* start *
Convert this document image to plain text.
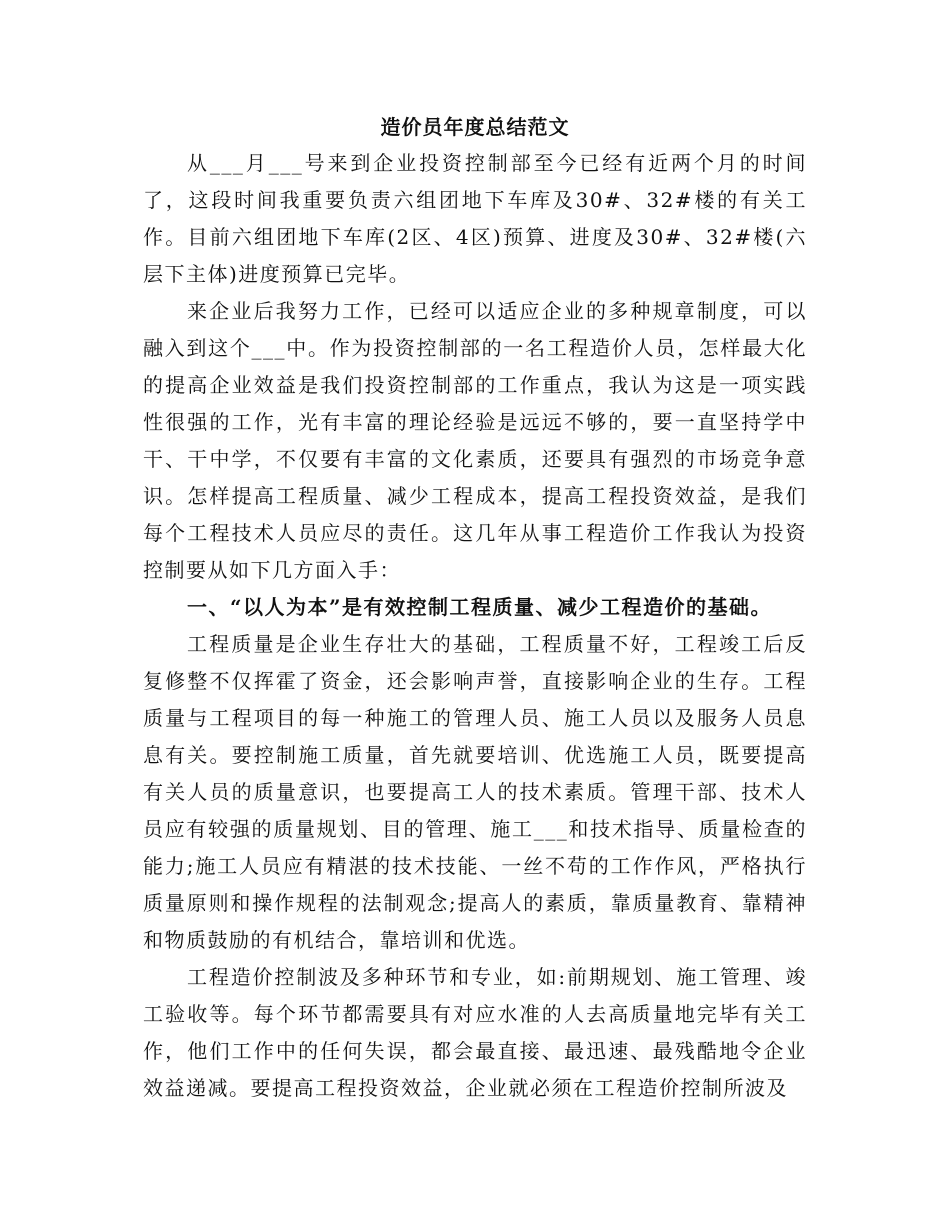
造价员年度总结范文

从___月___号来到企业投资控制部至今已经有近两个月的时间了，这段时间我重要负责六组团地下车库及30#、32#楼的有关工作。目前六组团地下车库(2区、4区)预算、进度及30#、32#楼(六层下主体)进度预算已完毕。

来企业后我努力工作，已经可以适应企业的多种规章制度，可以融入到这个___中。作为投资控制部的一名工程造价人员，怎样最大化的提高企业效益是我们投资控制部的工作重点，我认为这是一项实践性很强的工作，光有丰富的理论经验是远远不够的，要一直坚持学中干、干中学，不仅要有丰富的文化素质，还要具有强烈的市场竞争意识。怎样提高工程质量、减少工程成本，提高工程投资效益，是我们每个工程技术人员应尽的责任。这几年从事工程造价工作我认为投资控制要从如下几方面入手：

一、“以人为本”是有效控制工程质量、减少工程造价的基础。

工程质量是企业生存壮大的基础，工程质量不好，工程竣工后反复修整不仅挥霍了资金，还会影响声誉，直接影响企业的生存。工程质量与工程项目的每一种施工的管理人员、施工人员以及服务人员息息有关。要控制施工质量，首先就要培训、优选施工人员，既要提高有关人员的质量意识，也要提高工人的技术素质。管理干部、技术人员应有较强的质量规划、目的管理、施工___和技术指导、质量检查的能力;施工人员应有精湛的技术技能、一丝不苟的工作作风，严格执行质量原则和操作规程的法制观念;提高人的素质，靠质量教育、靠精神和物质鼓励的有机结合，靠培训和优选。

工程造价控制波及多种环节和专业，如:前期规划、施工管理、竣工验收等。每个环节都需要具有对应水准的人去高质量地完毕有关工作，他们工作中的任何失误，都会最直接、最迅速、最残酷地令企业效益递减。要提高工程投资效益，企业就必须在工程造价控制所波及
* end *
TASK:
Give the material again exactly as it is, but keep the pictures out.

RESPONSE TO THIS TASK:
Convert this document image to plain text.
造价员年度总结范文

从___月___号来到企业投资控制部至今已经有近两个月的时间了，这段时间我重要负责六组团地下车库及30#、32#楼的有关工作。目前六组团地下车库(2区、4区)预算、进度及30#、32#楼(六层下主体)进度预算已完毕。

来企业后我努力工作，已经可以适应企业的多种规章制度，可以融入到这个___中。作为投资控制部的一名工程造价人员，怎样最大化的提高企业效益是我们投资控制部的工作重点，我认为这是一项实践性很强的工作，光有丰富的理论经验是远远不够的，要一直坚持学中干、干中学，不仅要有丰富的文化素质，还要具有强烈的市场竞争意识。怎样提高工程质量、减少工程成本，提高工程投资效益，是我们每个工程技术人员应尽的责任。这几年从事工程造价工作我认为投资控制要从如下几方面入手：

一、“以人为本”是有效控制工程质量、减少工程造价的基础。

工程质量是企业生存壮大的基础，工程质量不好，工程竣工后反复修整不仅挥霍了资金，还会影响声誉，直接影响企业的生存。工程质量与工程项目的每一种施工的管理人员、施工人员以及服务人员息息有关。要控制施工质量，首先就要培训、优选施工人员，既要提高有关人员的质量意识，也要提高工人的技术素质。管理干部、技术人员应有较强的质量规划、目的管理、施工___和技术指导、质量检查的能力;施工人员应有精湛的技术技能、一丝不苟的工作作风，严格执行质量原则和操作规程的法制观念;提高人的素质，靠质量教育、靠精神和物质鼓励的有机结合，靠培训和优选。

工程造价控制波及多种环节和专业，如:前期规划、施工管理、竣工验收等。每个环节都需要具有对应水准的人去高质量地完毕有关工作，他们工作中的任何失误，都会最直接、最迅速、最残酷地令企业效益递减。要提高工程投资效益，企业就必须在工程造价控制所波及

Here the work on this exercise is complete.